[Extracted data entries]
— start —

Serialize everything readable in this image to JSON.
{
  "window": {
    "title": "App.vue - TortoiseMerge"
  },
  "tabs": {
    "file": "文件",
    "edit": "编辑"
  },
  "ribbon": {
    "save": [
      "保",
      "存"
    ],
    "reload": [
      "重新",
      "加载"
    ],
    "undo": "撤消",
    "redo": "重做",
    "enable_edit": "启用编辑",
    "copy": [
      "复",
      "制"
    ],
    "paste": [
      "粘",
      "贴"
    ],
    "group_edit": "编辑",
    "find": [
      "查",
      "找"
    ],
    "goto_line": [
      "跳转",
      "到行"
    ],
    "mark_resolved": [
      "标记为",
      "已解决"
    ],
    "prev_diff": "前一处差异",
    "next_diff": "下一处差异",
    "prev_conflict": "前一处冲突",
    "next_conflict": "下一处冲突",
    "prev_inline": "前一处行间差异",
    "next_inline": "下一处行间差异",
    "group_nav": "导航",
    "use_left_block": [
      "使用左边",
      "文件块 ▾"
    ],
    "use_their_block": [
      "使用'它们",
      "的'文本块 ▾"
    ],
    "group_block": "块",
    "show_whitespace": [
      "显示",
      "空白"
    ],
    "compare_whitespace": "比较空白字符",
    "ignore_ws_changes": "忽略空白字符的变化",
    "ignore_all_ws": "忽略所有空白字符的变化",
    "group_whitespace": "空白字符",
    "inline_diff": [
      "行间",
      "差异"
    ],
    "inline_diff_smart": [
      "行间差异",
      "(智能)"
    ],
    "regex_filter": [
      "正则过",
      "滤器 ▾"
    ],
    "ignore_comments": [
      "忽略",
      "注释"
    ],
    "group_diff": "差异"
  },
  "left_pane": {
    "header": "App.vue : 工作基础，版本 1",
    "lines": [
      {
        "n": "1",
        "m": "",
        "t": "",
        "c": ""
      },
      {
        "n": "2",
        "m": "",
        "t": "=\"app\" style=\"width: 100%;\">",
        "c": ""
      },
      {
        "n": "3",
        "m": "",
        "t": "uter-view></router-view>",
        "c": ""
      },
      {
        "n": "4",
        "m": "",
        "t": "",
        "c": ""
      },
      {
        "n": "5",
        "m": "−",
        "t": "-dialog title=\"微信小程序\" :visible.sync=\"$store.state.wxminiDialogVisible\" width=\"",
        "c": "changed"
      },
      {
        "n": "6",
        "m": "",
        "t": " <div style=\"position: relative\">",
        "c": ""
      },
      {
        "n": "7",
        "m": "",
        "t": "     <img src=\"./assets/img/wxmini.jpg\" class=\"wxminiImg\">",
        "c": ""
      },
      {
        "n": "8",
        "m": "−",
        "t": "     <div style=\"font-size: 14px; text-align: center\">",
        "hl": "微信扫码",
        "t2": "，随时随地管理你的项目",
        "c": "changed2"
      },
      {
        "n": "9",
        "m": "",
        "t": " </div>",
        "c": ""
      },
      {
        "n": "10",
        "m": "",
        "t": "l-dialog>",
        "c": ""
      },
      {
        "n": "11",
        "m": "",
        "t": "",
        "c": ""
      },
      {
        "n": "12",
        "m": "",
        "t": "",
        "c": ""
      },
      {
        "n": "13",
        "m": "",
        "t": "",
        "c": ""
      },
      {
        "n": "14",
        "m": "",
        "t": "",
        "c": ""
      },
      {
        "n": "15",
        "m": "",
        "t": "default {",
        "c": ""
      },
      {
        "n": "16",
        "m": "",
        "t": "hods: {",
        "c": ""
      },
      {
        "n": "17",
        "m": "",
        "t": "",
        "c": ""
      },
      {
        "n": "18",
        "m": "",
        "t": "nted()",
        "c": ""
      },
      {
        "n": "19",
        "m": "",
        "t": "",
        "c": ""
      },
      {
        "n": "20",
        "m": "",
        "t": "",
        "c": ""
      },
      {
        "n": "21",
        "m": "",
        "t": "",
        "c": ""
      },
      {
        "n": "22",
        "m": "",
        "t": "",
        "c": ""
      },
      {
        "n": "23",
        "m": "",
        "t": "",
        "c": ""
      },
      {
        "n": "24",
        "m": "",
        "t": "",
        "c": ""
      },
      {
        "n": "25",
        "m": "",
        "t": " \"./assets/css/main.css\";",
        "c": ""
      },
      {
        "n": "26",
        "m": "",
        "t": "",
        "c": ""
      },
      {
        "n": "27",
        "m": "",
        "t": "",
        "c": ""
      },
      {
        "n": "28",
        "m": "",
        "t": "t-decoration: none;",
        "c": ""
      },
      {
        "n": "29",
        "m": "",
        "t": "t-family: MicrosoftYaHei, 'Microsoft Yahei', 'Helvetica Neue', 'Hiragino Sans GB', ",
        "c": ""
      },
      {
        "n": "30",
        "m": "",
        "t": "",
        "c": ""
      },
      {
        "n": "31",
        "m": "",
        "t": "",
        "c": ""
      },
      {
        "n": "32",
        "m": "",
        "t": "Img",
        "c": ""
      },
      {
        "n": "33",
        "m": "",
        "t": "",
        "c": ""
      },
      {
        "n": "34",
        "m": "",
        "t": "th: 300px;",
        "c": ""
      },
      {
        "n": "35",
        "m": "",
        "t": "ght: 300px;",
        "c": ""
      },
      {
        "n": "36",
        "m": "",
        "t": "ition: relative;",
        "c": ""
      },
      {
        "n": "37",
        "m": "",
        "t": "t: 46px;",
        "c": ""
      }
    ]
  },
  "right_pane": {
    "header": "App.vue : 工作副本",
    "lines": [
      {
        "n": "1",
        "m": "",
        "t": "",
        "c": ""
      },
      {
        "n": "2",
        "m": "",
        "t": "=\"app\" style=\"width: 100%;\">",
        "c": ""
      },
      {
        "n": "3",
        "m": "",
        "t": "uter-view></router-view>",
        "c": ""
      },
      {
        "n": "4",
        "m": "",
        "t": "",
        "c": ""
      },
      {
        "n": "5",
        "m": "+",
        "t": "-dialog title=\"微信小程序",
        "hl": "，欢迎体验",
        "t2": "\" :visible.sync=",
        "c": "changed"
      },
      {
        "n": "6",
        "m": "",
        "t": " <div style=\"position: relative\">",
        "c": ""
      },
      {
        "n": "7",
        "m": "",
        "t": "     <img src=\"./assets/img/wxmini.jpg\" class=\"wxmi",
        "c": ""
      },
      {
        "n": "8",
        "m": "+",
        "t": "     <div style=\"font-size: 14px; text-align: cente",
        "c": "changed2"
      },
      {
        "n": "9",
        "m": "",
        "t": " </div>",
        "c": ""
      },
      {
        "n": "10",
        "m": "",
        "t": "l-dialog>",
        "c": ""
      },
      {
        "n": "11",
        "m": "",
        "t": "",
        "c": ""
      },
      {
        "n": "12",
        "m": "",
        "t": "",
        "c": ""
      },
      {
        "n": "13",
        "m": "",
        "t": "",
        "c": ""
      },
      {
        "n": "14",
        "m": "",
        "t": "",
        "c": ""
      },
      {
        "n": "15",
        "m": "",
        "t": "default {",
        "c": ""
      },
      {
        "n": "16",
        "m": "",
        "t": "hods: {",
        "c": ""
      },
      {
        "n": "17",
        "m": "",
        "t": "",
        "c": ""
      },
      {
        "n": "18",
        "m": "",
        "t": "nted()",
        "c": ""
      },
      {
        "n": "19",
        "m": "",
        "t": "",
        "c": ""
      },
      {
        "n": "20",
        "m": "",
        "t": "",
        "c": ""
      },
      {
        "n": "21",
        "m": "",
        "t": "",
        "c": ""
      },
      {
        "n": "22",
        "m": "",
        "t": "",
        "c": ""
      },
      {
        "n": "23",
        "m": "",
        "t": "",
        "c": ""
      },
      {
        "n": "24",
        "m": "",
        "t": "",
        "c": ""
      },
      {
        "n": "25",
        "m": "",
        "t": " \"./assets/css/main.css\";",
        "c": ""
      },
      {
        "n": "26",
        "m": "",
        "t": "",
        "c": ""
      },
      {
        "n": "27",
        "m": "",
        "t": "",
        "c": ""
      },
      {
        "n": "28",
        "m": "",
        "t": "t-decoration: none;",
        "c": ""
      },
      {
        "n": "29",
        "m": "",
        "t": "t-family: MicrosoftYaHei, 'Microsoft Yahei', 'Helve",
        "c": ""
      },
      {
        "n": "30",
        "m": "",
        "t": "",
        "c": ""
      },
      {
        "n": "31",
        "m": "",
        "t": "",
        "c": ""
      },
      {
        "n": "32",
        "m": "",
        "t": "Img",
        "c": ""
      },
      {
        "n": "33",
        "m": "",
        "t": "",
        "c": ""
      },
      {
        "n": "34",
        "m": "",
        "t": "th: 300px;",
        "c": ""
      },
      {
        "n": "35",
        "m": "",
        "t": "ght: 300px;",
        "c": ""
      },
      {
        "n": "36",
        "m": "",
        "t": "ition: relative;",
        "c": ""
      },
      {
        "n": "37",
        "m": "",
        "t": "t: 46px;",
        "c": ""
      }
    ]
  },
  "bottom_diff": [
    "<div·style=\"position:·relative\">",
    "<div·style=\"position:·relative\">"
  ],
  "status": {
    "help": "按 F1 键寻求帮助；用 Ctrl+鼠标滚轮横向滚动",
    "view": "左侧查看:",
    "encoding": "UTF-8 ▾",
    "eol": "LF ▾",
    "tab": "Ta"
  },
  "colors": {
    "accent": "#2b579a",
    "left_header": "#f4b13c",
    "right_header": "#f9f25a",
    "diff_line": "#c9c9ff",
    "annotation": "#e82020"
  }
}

— end —

_What this task involves_.
Using the listing, collect all lines in which the string "size" is found.

_Exercise solution_.
        "t": "     <div style=\"font-size: 14px; text-align: center\">",
        "t": "     <div style=\"font-size: 14px; text-align: cente",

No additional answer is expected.